• [EXERCISE DIRECTIONS] From the first line to the last, return the data exactly as it stands.

Figure collection entries
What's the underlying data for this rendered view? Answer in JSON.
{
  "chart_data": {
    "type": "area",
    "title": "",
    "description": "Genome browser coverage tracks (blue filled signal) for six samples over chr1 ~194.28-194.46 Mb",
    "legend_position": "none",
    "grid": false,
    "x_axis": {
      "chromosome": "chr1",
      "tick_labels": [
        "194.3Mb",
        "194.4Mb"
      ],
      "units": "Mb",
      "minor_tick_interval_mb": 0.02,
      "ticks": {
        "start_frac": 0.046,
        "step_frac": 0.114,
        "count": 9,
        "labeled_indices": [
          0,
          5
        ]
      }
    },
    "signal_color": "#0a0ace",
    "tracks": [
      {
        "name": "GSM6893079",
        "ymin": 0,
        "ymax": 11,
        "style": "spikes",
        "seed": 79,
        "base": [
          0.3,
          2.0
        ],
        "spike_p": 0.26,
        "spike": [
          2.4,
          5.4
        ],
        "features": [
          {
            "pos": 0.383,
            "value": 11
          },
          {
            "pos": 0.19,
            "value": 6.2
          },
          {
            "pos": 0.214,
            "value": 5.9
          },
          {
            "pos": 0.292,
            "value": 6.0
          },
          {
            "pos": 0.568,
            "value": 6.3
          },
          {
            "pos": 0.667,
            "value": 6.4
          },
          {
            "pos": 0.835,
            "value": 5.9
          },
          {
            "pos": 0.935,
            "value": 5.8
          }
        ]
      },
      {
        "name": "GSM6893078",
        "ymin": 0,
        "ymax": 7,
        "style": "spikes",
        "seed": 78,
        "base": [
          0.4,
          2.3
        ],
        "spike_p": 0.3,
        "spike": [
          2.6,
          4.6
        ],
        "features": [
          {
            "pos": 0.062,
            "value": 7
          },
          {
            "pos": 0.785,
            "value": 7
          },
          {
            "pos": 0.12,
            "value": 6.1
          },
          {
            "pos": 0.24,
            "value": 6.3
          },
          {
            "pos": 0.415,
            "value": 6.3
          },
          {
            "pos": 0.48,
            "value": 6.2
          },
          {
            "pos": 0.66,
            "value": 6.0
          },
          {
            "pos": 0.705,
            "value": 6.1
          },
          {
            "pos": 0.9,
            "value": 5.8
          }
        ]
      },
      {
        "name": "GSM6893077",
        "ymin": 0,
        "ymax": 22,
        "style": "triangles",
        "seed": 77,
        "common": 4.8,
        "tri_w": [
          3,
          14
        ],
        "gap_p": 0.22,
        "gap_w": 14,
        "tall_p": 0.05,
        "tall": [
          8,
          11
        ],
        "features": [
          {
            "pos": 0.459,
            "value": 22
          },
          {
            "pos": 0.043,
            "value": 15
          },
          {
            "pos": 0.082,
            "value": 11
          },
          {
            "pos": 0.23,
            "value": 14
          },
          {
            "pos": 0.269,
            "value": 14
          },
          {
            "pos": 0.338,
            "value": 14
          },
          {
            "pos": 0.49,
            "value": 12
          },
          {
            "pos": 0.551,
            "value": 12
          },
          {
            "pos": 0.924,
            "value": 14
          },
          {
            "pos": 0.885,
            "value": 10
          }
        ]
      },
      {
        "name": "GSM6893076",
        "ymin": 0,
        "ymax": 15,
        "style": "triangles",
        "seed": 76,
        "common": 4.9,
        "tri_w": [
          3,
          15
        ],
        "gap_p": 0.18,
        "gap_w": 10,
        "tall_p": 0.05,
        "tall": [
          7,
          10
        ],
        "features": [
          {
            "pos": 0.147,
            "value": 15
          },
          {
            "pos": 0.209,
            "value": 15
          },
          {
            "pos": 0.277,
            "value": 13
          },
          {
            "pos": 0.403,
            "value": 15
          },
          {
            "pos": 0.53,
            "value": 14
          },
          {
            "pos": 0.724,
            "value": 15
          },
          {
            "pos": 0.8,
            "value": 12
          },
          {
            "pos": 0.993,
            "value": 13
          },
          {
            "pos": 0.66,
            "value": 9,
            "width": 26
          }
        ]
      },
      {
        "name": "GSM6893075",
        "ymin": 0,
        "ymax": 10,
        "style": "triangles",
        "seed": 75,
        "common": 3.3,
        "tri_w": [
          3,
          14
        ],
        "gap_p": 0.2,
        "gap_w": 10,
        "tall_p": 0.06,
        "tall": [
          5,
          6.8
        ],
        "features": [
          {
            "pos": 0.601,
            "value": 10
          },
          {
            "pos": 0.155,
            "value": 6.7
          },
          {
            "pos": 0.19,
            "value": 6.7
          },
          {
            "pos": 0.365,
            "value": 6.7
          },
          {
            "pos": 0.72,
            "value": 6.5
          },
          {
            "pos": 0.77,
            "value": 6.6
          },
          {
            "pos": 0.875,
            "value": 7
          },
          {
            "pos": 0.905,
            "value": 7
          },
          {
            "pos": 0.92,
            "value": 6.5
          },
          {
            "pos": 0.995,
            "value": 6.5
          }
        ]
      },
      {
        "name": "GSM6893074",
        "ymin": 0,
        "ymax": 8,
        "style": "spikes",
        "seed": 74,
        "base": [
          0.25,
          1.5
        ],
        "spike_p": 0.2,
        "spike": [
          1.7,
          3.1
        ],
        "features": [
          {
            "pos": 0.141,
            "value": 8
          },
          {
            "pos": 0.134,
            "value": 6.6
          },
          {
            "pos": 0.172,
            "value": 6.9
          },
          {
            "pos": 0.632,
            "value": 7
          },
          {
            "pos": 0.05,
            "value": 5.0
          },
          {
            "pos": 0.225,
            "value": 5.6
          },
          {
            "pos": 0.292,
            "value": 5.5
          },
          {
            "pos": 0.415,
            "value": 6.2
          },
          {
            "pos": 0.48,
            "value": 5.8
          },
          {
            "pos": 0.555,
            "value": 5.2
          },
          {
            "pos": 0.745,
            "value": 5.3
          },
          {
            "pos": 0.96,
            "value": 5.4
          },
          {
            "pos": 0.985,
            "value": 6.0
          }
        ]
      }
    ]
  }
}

• [RESULT BELOW]
What's the underlying data for this rendered view? Answer in JSON.
{
  "chart_data": {
    "type": "area",
    "title": "",
    "description": "Genome browser coverage tracks (blue filled signal) for six samples over chr1 ~194.28-194.46 Mb",
    "legend_position": "none",
    "grid": false,
    "x_axis": {
      "chromosome": "chr1",
      "tick_labels": [
        "194.3Mb",
        "194.4Mb"
      ],
      "units": "Mb",
      "minor_tick_interval_mb": 0.02,
      "ticks": {
        "start_frac": 0.046,
        "step_frac": 0.114,
        "count": 9,
        "labeled_indices": [
          0,
          5
        ]
      }
    },
    "signal_color": "#0a0ace",
    "tracks": [
      {
        "name": "GSM6893079",
        "ymin": 0,
        "ymax": 11,
        "style": "spikes",
        "seed": 79,
        "base": [
          0.3,
          2.0
        ],
        "spike_p": 0.26,
        "spike": [
          2.4,
          5.4
        ],
        "features": [
          {
            "pos": 0.383,
            "value": 11
          },
          {
            "pos": 0.19,
            "value": 6.2
          },
          {
            "pos": 0.214,
            "value": 5.9
          },
          {
            "pos": 0.292,
            "value": 6.0
          },
          {
            "pos": 0.568,
            "value": 6.3
          },
          {
            "pos": 0.667,
            "value": 6.4
          },
          {
            "pos": 0.835,
            "value": 5.9
          },
          {
            "pos": 0.935,
            "value": 5.8
          }
        ]
      },
      {
        "name": "GSM6893078",
        "ymin": 0,
        "ymax": 7,
        "style": "spikes",
        "seed": 78,
        "base": [
          0.4,
          2.3
        ],
        "spike_p": 0.3,
        "spike": [
          2.6,
          4.6
        ],
        "features": [
          {
            "pos": 0.062,
            "value": 7
          },
          {
            "pos": 0.785,
            "value": 7
          },
          {
            "pos": 0.12,
            "value": 6.1
          },
          {
            "pos": 0.24,
            "value": 6.3
          },
          {
            "pos": 0.415,
            "value": 6.3
          },
          {
            "pos": 0.48,
            "value": 6.2
          },
          {
            "pos": 0.66,
            "value": 6.0
          },
          {
            "pos": 0.705,
            "value": 6.1
          },
          {
            "pos": 0.9,
            "value": 5.8
          }
        ]
      },
      {
        "name": "GSM6893077",
        "ymin": 0,
        "ymax": 22,
        "style": "triangles",
        "seed": 77,
        "common": 4.8,
        "tri_w": [
          3,
          14
        ],
        "gap_p": 0.22,
        "gap_w": 14,
        "tall_p": 0.05,
        "tall": [
          8,
          11
        ],
        "features": [
          {
            "pos": 0.459,
            "value": 22
          },
          {
            "pos": 0.043,
            "value": 15
          },
          {
            "pos": 0.082,
            "value": 11
          },
          {
            "pos": 0.23,
            "value": 14
          },
          {
            "pos": 0.269,
            "value": 14
          },
          {
            "pos": 0.338,
            "value": 14
          },
          {
            "pos": 0.49,
            "value": 12
          },
          {
            "pos": 0.551,
            "value": 12
          },
          {
            "pos": 0.924,
            "value": 14
          },
          {
            "pos": 0.885,
            "value": 10
          }
        ]
      },
      {
        "name": "GSM6893076",
        "ymin": 0,
        "ymax": 15,
        "style": "triangles",
        "seed": 76,
        "common": 4.9,
        "tri_w": [
          3,
          15
        ],
        "gap_p": 0.18,
        "gap_w": 10,
        "tall_p": 0.05,
        "tall": [
          7,
          10
        ],
        "features": [
          {
            "pos": 0.147,
            "value": 15
          },
          {
            "pos": 0.209,
            "value": 15
          },
          {
            "pos": 0.277,
            "value": 13
          },
          {
            "pos": 0.403,
            "value": 15
          },
          {
            "pos": 0.53,
            "value": 14
          },
          {
            "pos": 0.724,
            "value": 15
          },
          {
            "pos": 0.8,
            "value": 12
          },
          {
            "pos": 0.993,
            "value": 13
          },
          {
            "pos": 0.66,
            "value": 9,
            "width": 26
          }
        ]
      },
      {
        "name": "GSM6893075",
        "ymin": 0,
        "ymax": 10,
        "style": "triangles",
        "seed": 75,
        "common": 3.3,
        "tri_w": [
          3,
          14
        ],
        "gap_p": 0.2,
        "gap_w": 10,
        "tall_p": 0.06,
        "tall": [
          5,
          6.8
        ],
        "features": [
          {
            "pos": 0.601,
            "value": 10
          },
          {
            "pos": 0.155,
            "value": 6.7
          },
          {
            "pos": 0.19,
            "value": 6.7
          },
          {
            "pos": 0.365,
            "value": 6.7
          },
          {
            "pos": 0.72,
            "value": 6.5
          },
          {
            "pos": 0.77,
            "value": 6.6
          },
          {
            "pos": 0.875,
            "value": 7
          },
          {
            "pos": 0.905,
            "value": 7
          },
          {
            "pos": 0.92,
            "value": 6.5
          },
          {
            "pos": 0.995,
            "value": 6.5
          }
        ]
      },
      {
        "name": "GSM6893074",
        "ymin": 0,
        "ymax": 8,
        "style": "spikes",
        "seed": 74,
        "base": [
          0.25,
          1.5
        ],
        "spike_p": 0.2,
        "spike": [
          1.7,
          3.1
        ],
        "features": [
          {
            "pos": 0.141,
            "value": 8
          },
          {
            "pos": 0.134,
            "value": 6.6
          },
          {
            "pos": 0.172,
            "value": 6.9
          },
          {
            "pos": 0.632,
            "value": 7
          },
          {
            "pos": 0.05,
            "value": 5.0
          },
          {
            "pos": 0.225,
            "value": 5.6
          },
          {
            "pos": 0.292,
            "value": 5.5
          },
          {
            "pos": 0.415,
            "value": 6.2
          },
          {
            "pos": 0.48,
            "value": 5.8
          },
          {
            "pos": 0.555,
            "value": 5.2
          },
          {
            "pos": 0.745,
            "value": 5.3
          },
          {
            "pos": 0.96,
            "value": 5.4
          },
          {
            "pos": 0.985,
            "value": 6.0
          }
        ]
      }
    ]
  }
}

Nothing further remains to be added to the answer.